# EXERCISE BRIEF:
Write out the whole listing, matching it exactly.
-- -- --
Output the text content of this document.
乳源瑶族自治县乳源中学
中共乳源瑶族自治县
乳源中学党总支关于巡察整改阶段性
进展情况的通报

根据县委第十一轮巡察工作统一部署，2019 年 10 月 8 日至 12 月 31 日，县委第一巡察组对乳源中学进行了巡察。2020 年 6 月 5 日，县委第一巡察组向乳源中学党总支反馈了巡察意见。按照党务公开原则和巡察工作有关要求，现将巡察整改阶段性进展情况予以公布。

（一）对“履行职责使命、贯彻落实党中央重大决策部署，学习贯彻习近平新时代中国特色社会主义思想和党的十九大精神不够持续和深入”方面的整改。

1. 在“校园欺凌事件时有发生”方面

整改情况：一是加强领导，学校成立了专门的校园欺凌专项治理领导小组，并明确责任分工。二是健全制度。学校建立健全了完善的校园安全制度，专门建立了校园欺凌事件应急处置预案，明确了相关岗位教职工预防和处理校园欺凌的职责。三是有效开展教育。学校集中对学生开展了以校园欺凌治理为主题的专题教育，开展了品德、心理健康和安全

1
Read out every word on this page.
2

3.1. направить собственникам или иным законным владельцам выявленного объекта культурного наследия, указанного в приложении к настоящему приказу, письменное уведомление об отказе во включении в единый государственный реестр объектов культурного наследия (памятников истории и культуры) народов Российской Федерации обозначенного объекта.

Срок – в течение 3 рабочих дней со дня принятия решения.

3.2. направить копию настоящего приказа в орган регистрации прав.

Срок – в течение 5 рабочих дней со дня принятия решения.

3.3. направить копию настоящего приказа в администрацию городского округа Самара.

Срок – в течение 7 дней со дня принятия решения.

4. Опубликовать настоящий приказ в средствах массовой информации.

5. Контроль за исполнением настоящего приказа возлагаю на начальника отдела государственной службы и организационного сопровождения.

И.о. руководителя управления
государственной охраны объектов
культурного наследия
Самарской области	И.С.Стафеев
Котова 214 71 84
-- -- --
# COMPLETE ANSWER:
Output the text content of this document.
乳源瑶族自治县乳源中学
中共乳源瑶族自治县
乳源中学党总支关于巡察整改阶段性
进展情况的通报

根据县委第十一轮巡察工作统一部署，2019 年 10 月 8 日至 12 月 31 日，县委第一巡察组对乳源中学进行了巡察。2020 年 6 月 5 日，县委第一巡察组向乳源中学党总支反馈了巡察意见。按照党务公开原则和巡察工作有关要求，现将巡察整改阶段性进展情况予以公布。

（一）对“履行职责使命、贯彻落实党中央重大决策部署，学习贯彻习近平新时代中国特色社会主义思想和党的十九大精神不够持续和深入”方面的整改。

1. 在“校园欺凌事件时有发生”方面

整改情况：一是加强领导，学校成立了专门的校园欺凌专项治理领导小组，并明确责任分工。二是健全制度。学校建立健全了完善的校园安全制度，专门建立了校园欺凌事件应急处置预案，明确了相关岗位教职工预防和处理校园欺凌的职责。三是有效开展教育。学校集中对学生开展了以校园欺凌治理为主题的专题教育，开展了品德、心理健康和安全

1
Read out every word on this page.
2

3.1. направить собственникам или иным законным владельцам выявленного объекта культурного наследия, указанного в приложении к настоящему приказу, письменное уведомление об отказе во включении в единый государственный реестр объектов культурного наследия (памятников истории и культуры) народов Российской Федерации обозначенного объекта.

Срок – в течение 3 рабочих дней со дня принятия решения.

3.2. направить копию настоящего приказа в орган регистрации прав.

Срок – в течение 5 рабочих дней со дня принятия решения.

3.3. направить копию настоящего приказа в администрацию городского округа Самара.

Срок – в течение 7 дней со дня принятия решения.

4. Опубликовать настоящий приказ в средствах массовой информации.

5. Контроль за исполнением настоящего приказа возлагаю на начальника отдела государственной службы и организационного сопровождения.

И.о. руководителя управления
государственной охраны объектов
культурного наследия
Самарской области	И.С.Стафеев
Котова 214 71 84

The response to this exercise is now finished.